- The records:
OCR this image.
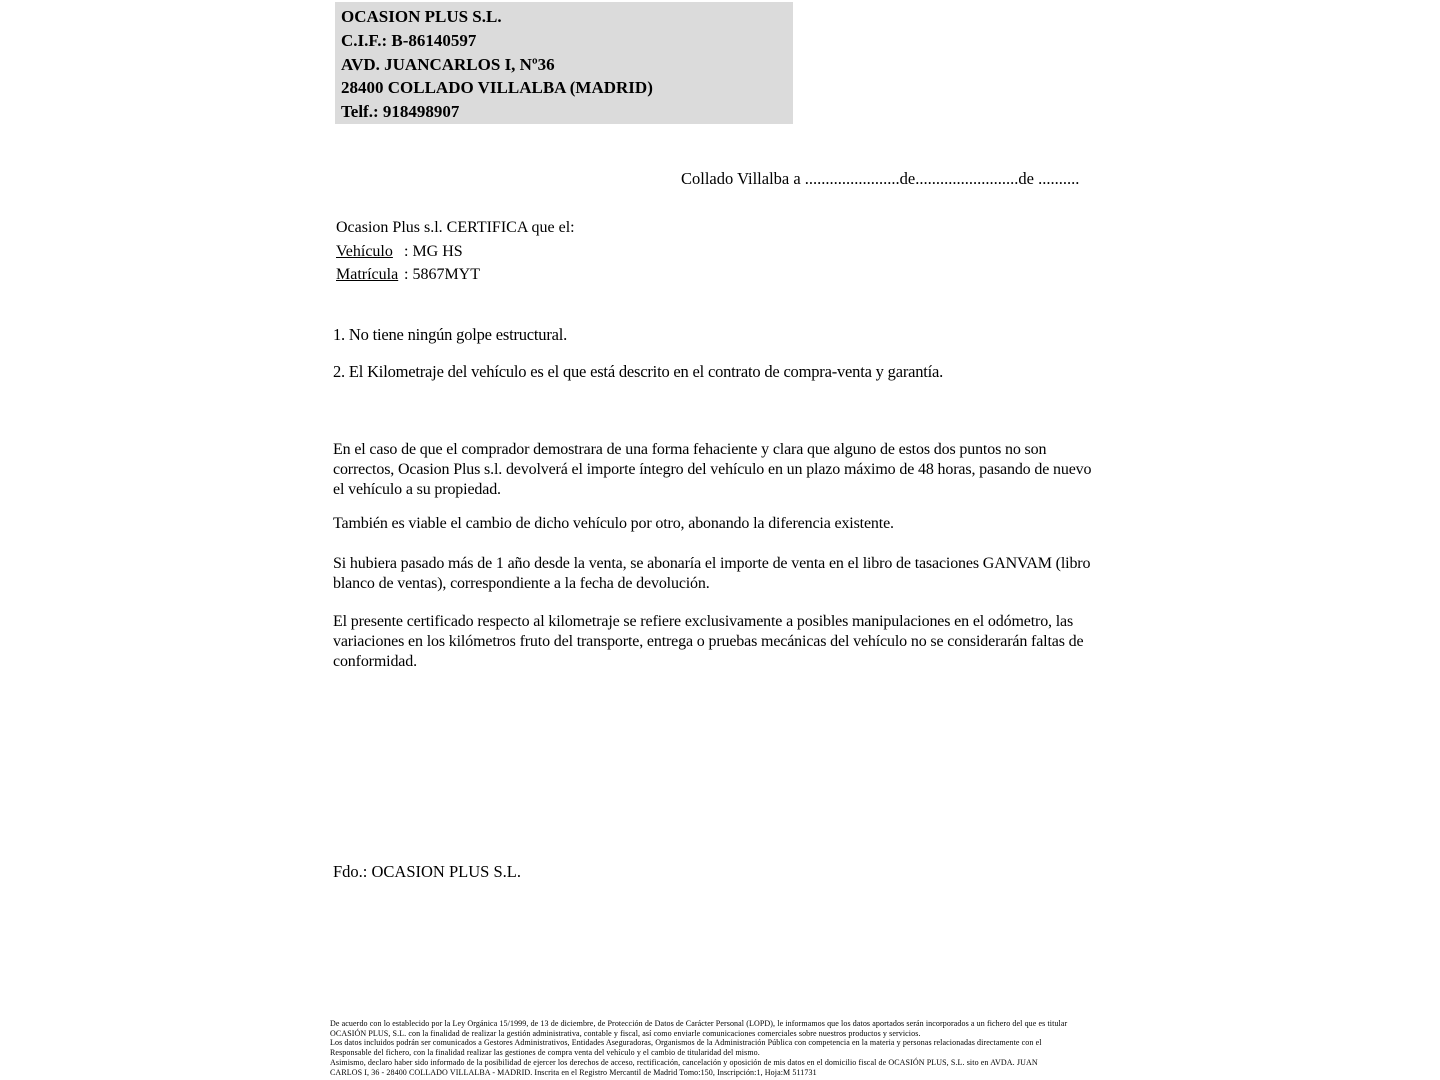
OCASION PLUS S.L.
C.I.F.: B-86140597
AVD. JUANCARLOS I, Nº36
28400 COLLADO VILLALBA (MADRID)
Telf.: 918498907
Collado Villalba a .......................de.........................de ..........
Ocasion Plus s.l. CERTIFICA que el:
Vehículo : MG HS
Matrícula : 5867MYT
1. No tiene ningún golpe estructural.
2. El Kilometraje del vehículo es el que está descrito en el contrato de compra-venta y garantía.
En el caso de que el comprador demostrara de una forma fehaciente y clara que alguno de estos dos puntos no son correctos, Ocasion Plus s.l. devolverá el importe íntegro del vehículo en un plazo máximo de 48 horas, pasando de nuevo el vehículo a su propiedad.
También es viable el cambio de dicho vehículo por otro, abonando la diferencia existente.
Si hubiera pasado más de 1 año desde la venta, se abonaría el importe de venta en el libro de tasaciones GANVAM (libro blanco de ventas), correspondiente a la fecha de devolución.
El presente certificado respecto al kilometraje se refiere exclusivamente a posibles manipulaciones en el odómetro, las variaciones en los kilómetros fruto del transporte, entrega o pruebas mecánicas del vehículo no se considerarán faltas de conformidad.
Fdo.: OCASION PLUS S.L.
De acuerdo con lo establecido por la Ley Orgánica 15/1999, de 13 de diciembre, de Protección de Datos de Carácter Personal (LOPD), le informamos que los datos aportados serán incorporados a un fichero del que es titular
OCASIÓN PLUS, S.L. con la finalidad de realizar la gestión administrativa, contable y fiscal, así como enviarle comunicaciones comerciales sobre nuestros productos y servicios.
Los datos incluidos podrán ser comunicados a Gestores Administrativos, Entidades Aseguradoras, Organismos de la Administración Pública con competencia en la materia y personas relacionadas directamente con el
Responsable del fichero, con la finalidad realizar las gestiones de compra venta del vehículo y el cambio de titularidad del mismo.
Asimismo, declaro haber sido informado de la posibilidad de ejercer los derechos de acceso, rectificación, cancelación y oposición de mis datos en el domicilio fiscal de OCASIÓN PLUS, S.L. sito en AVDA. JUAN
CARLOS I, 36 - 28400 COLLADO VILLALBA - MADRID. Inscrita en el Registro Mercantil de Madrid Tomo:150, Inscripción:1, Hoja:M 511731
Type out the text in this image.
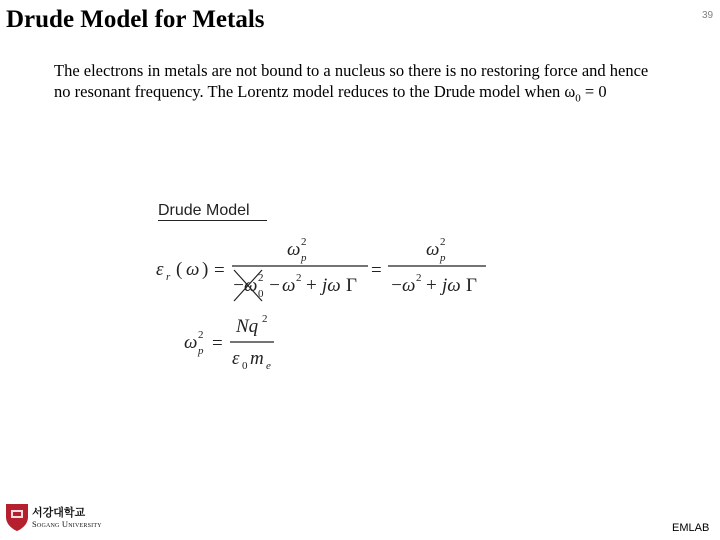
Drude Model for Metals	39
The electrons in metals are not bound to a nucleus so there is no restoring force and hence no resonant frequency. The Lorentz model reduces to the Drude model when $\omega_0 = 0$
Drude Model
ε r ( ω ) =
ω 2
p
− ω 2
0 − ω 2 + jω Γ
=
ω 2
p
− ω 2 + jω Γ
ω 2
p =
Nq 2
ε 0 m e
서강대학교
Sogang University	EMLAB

- Stated goal:
Repeat the preceding records precisely, and leave every picture out of the copy.

- Solution for this problem:
OCR this image.
OCASION PLUS S.L.
C.I.F.: B-86140597
AVD. JUANCARLOS I, Nº36
28400 COLLADO VILLALBA (MADRID)
Telf.: 918498907
Collado Villalba a .......................de.........................de ..........
Ocasion Plus s.l. CERTIFICA que el:
Vehículo : MG HS
Matrícula : 5867MYT
1. No tiene ningún golpe estructural.
2. El Kilometraje del vehículo es el que está descrito en el contrato de compra-venta y garantía.
En el caso de que el comprador demostrara de una forma fehaciente y clara que alguno de estos dos puntos no son correctos, Ocasion Plus s.l. devolverá el importe íntegro del vehículo en un plazo máximo de 48 horas, pasando de nuevo el vehículo a su propiedad.
También es viable el cambio de dicho vehículo por otro, abonando la diferencia existente.
Si hubiera pasado más de 1 año desde la venta, se abonaría el importe de venta en el libro de tasaciones GANVAM (libro blanco de ventas), correspondiente a la fecha de devolución.
El presente certificado respecto al kilometraje se refiere exclusivamente a posibles manipulaciones en el odómetro, las variaciones en los kilómetros fruto del transporte, entrega o pruebas mecánicas del vehículo no se considerarán faltas de conformidad.
Fdo.: OCASION PLUS S.L.
De acuerdo con lo establecido por la Ley Orgánica 15/1999, de 13 de diciembre, de Protección de Datos de Carácter Personal (LOPD), le informamos que los datos aportados serán incorporados a un fichero del que es titular
OCASIÓN PLUS, S.L. con la finalidad de realizar la gestión administrativa, contable y fiscal, así como enviarle comunicaciones comerciales sobre nuestros productos y servicios.
Los datos incluidos podrán ser comunicados a Gestores Administrativos, Entidades Aseguradoras, Organismos de la Administración Pública con competencia en la materia y personas relacionadas directamente con el
Responsable del fichero, con la finalidad realizar las gestiones de compra venta del vehículo y el cambio de titularidad del mismo.
Asimismo, declaro haber sido informado de la posibilidad de ejercer los derechos de acceso, rectificación, cancelación y oposición de mis datos en el domicilio fiscal de OCASIÓN PLUS, S.L. sito en AVDA. JUAN
CARLOS I, 36 - 28400 COLLADO VILLALBA - MADRID. Inscrita en el Registro Mercantil de Madrid Tomo:150, Inscripción:1, Hoja:M 511731
Type out the text in this image.
Drude Model for Metals	39
The electrons in metals are not bound to a nucleus so there is no restoring force and hence no resonant frequency. The Lorentz model reduces to the Drude model when $\omega_0 = 0$
Drude Model
ε r ( ω ) =
ω 2
p
− ω 2
0 − ω 2 + jω Γ
=
ω 2
p
− ω 2 + jω Γ
ω 2
p =
Nq 2
ε 0 m e
서강대학교
Sogang University	EMLAB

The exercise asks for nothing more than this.